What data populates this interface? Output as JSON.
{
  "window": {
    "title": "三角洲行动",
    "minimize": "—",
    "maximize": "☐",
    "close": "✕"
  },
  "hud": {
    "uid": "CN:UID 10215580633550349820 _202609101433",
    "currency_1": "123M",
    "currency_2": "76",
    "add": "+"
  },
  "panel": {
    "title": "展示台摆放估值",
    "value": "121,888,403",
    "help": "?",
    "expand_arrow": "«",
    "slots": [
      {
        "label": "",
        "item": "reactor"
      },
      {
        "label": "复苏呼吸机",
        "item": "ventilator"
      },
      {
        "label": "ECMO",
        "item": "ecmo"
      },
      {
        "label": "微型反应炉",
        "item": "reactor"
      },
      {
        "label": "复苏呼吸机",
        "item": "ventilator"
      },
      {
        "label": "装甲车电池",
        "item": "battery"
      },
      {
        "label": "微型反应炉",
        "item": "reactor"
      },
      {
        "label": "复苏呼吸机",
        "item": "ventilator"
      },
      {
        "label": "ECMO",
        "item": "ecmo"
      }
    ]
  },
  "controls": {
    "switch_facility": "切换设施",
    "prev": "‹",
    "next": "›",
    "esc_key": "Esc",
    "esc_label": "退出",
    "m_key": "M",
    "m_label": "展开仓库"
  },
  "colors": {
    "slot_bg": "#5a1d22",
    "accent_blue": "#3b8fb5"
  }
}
......
## TASK STATEMENT
Please copy out each record, character for character.

## THE OUTPUT
What data populates this interface? Output as JSON.
{
  "window": {
    "title": "三角洲行动",
    "minimize": "—",
    "maximize": "☐",
    "close": "✕"
  },
  "hud": {
    "uid": "CN:UID 10215580633550349820 _202609101433",
    "currency_1": "123M",
    "currency_2": "76",
    "add": "+"
  },
  "panel": {
    "title": "展示台摆放估值",
    "value": "121,888,403",
    "help": "?",
    "expand_arrow": "«",
    "slots": [
      {
        "label": "",
        "item": "reactor"
      },
      {
        "label": "复苏呼吸机",
        "item": "ventilator"
      },
      {
        "label": "ECMO",
        "item": "ecmo"
      },
      {
        "label": "微型反应炉",
        "item": "reactor"
      },
      {
        "label": "复苏呼吸机",
        "item": "ventilator"
      },
      {
        "label": "装甲车电池",
        "item": "battery"
      },
      {
        "label": "微型反应炉",
        "item": "reactor"
      },
      {
        "label": "复苏呼吸机",
        "item": "ventilator"
      },
      {
        "label": "ECMO",
        "item": "ecmo"
      }
    ]
  },
  "controls": {
    "switch_facility": "切换设施",
    "prev": "‹",
    "next": "›",
    "esc_key": "Esc",
    "esc_label": "退出",
    "m_key": "M",
    "m_label": "展开仓库"
  },
  "colors": {
    "slot_bg": "#5a1d22",
    "accent_blue": "#3b8fb5"
  }
}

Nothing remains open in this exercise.